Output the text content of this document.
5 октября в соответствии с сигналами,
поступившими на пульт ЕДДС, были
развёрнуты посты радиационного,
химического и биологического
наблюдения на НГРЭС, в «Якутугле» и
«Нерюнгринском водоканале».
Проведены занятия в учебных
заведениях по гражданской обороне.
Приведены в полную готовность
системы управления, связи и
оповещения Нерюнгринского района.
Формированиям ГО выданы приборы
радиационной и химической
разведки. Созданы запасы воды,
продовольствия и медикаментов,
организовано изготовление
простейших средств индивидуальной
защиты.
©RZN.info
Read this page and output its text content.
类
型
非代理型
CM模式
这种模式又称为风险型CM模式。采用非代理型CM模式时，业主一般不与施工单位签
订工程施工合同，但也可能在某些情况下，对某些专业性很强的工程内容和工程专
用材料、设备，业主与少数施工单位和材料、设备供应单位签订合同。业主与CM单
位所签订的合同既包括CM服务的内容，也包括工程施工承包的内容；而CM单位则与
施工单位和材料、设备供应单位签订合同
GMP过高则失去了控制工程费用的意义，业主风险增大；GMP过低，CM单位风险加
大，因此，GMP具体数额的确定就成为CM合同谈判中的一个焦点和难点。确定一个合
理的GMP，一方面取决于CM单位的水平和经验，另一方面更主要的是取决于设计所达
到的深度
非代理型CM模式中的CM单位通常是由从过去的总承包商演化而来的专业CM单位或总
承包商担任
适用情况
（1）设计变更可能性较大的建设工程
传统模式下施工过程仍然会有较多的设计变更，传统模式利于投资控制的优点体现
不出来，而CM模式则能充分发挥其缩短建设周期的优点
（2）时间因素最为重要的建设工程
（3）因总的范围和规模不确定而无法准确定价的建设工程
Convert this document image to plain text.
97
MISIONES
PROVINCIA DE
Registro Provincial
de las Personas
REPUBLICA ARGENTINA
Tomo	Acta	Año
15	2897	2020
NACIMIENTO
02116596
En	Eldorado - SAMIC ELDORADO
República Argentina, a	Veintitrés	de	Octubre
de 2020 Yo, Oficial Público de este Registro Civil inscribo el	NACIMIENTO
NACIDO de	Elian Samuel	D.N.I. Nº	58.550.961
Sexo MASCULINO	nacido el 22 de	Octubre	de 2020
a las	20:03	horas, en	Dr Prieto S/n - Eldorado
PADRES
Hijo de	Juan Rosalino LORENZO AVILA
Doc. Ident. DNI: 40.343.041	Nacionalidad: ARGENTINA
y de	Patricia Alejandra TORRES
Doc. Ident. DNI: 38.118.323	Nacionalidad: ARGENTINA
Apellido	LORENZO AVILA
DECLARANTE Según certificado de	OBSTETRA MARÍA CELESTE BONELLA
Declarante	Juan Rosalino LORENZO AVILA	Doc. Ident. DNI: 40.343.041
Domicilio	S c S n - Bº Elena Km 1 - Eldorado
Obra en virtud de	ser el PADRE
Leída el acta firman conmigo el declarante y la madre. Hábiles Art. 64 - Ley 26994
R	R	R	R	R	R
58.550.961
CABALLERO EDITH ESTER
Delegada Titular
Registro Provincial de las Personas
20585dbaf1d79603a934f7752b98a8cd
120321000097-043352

** Requirement **
Reproduce each entry from the records above, character for character.

** Expected answer **
Output the text content of this document.
5 октября в соответствии с сигналами,
поступившими на пульт ЕДДС, были
развёрнуты посты радиационного,
химического и биологического
наблюдения на НГРЭС, в «Якутугле» и
«Нерюнгринском водоканале».
Проведены занятия в учебных
заведениях по гражданской обороне.
Приведены в полную готовность
системы управления, связи и
оповещения Нерюнгринского района.
Формированиям ГО выданы приборы
радиационной и химической
разведки. Созданы запасы воды,
продовольствия и медикаментов,
организовано изготовление
простейших средств индивидуальной
защиты.
©RZN.info
Read this page and output its text content.
类
型
非代理型
CM模式
这种模式又称为风险型CM模式。采用非代理型CM模式时，业主一般不与施工单位签
订工程施工合同，但也可能在某些情况下，对某些专业性很强的工程内容和工程专
用材料、设备，业主与少数施工单位和材料、设备供应单位签订合同。业主与CM单
位所签订的合同既包括CM服务的内容，也包括工程施工承包的内容；而CM单位则与
施工单位和材料、设备供应单位签订合同
GMP过高则失去了控制工程费用的意义，业主风险增大；GMP过低，CM单位风险加
大，因此，GMP具体数额的确定就成为CM合同谈判中的一个焦点和难点。确定一个合
理的GMP，一方面取决于CM单位的水平和经验，另一方面更主要的是取决于设计所达
到的深度
非代理型CM模式中的CM单位通常是由从过去的总承包商演化而来的专业CM单位或总
承包商担任
适用情况
（1）设计变更可能性较大的建设工程
传统模式下施工过程仍然会有较多的设计变更，传统模式利于投资控制的优点体现
不出来，而CM模式则能充分发挥其缩短建设周期的优点
（2）时间因素最为重要的建设工程
（3）因总的范围和规模不确定而无法准确定价的建设工程
Convert this document image to plain text.
97
MISIONES
PROVINCIA DE
Registro Provincial
de las Personas
REPUBLICA ARGENTINA
Tomo	Acta	Año
15	2897	2020
NACIMIENTO
02116596
En	Eldorado - SAMIC ELDORADO
República Argentina, a	Veintitrés	de	Octubre
de 2020 Yo, Oficial Público de este Registro Civil inscribo el	NACIMIENTO
NACIDO de	Elian Samuel	D.N.I. Nº	58.550.961
Sexo MASCULINO	nacido el 22 de	Octubre	de 2020
a las	20:03	horas, en	Dr Prieto S/n - Eldorado
PADRES
Hijo de	Juan Rosalino LORENZO AVILA
Doc. Ident. DNI: 40.343.041	Nacionalidad: ARGENTINA
y de	Patricia Alejandra TORRES
Doc. Ident. DNI: 38.118.323	Nacionalidad: ARGENTINA
Apellido	LORENZO AVILA
DECLARANTE Según certificado de	OBSTETRA MARÍA CELESTE BONELLA
Declarante	Juan Rosalino LORENZO AVILA	Doc. Ident. DNI: 40.343.041
Domicilio	S c S n - Bº Elena Km 1 - Eldorado
Obra en virtud de	ser el PADRE
Leída el acta firman conmigo el declarante y la madre. Hábiles Art. 64 - Ley 26994
R	R	R	R	R	R
58.550.961
CABALLERO EDITH ESTER
Delegada Titular
Registro Provincial de las Personas
20585dbaf1d79603a934f7752b98a8cd
120321000097-043352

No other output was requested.